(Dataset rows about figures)
»»
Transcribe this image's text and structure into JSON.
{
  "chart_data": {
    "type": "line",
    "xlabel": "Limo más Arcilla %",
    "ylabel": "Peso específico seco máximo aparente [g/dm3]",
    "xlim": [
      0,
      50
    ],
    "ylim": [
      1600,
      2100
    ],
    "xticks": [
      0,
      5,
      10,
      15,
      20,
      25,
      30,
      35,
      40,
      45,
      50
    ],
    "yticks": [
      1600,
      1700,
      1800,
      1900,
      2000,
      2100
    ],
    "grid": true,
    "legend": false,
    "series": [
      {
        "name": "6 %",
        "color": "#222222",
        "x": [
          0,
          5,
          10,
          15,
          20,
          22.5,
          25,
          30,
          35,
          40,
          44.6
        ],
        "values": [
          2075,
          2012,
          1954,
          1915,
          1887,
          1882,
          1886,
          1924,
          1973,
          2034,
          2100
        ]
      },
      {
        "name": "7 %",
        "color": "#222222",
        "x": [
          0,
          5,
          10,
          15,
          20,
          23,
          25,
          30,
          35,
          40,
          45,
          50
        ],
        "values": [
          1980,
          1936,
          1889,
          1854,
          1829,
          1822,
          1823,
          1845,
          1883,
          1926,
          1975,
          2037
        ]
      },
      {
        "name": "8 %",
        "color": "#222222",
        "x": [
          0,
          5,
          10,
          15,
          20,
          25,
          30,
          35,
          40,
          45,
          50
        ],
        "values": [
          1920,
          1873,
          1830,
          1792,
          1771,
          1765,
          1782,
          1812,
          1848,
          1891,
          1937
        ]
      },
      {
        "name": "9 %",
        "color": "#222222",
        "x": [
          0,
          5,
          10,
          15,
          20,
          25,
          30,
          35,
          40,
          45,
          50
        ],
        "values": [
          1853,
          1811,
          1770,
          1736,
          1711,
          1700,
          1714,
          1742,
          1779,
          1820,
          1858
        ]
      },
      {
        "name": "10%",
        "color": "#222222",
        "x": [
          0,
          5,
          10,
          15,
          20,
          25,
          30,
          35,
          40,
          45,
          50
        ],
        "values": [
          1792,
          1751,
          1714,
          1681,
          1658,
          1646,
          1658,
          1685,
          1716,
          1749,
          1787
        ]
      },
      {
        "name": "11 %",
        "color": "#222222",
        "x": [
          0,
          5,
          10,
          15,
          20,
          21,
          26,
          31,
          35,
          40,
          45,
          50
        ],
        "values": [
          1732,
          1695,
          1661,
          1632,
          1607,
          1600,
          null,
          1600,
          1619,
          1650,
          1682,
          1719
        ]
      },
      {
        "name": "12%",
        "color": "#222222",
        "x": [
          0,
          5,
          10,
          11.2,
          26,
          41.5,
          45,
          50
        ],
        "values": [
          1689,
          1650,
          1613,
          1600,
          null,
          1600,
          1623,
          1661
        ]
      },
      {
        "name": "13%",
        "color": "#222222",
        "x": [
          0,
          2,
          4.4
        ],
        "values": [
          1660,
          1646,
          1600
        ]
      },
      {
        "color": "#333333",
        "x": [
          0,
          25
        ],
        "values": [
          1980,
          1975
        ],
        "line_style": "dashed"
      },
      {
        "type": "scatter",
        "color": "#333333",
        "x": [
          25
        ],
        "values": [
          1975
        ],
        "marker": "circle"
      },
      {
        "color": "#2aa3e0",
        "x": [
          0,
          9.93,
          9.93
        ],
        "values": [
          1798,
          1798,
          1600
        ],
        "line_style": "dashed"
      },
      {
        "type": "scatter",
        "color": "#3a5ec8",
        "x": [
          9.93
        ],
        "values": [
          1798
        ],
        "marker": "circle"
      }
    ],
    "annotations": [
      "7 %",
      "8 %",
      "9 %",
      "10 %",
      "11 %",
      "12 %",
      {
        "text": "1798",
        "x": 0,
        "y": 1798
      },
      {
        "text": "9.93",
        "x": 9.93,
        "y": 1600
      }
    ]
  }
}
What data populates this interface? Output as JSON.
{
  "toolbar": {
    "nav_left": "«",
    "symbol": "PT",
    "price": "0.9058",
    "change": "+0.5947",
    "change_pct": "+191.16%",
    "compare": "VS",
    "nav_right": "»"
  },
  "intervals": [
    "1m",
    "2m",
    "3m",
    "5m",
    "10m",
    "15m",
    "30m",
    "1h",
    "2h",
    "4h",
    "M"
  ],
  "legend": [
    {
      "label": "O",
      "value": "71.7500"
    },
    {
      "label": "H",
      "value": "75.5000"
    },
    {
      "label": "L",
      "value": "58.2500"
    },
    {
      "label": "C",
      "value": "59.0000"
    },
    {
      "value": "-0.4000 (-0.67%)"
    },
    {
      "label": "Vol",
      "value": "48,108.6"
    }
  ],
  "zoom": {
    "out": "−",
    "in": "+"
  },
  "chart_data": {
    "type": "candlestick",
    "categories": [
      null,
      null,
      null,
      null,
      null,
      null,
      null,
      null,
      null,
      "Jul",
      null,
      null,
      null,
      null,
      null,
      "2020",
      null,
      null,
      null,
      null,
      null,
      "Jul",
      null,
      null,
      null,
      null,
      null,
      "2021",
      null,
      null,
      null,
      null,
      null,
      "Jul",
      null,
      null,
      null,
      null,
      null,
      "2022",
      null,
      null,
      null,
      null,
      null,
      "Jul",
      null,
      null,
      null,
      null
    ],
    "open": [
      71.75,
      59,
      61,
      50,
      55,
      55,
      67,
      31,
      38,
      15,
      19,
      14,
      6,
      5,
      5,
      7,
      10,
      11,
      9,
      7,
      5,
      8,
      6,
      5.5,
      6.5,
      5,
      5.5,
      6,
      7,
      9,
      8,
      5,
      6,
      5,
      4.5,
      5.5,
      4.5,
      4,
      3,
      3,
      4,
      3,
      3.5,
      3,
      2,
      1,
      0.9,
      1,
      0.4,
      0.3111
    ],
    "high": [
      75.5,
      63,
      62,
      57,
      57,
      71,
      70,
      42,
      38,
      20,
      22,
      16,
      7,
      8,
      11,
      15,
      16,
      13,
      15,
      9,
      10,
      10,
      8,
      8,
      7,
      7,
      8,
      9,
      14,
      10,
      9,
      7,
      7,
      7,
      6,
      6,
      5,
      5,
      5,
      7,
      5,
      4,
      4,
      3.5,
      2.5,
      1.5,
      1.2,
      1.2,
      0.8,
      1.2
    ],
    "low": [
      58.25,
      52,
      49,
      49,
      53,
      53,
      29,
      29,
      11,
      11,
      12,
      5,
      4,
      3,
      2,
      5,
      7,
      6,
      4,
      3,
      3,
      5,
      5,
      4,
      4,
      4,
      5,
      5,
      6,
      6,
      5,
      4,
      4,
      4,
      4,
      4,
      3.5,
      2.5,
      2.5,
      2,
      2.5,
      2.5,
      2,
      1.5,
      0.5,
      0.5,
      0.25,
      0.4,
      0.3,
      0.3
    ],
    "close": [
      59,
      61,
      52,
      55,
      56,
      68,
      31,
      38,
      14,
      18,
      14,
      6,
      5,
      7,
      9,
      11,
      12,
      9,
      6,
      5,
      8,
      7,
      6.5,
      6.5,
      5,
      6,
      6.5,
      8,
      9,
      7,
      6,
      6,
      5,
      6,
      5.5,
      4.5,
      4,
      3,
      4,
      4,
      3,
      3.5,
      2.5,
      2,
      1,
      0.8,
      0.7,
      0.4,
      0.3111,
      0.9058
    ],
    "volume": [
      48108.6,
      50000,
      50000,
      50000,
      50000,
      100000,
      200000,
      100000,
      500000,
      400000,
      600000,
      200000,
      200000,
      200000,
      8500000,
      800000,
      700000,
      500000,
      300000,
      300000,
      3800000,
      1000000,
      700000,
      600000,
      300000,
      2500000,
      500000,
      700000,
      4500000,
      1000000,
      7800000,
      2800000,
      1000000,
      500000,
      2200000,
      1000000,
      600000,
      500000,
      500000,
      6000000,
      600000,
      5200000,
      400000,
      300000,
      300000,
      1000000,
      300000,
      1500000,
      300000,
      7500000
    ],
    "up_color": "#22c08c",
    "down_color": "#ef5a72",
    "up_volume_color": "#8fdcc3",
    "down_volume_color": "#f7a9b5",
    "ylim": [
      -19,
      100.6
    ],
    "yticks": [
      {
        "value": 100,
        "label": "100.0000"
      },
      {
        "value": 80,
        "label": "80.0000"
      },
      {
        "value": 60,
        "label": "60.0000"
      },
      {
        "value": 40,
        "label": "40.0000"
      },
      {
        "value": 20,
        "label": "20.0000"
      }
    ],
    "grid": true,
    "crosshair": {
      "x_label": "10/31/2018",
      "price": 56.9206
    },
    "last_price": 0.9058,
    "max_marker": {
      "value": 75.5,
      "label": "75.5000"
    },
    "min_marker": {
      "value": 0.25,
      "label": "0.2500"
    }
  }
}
««
EXERCISE REQUIREMENTS:
Gather up the lines containing the word "name" from these records and copy them.

SOLUTION FOR THIS TASK:
        "name": "6 %",
        "name": "7 %",
        "name": "8 %",
        "name": "9 %",
        "name": "10%",
        "name": "11 %",
        "name": "12%",
        "name": "13%",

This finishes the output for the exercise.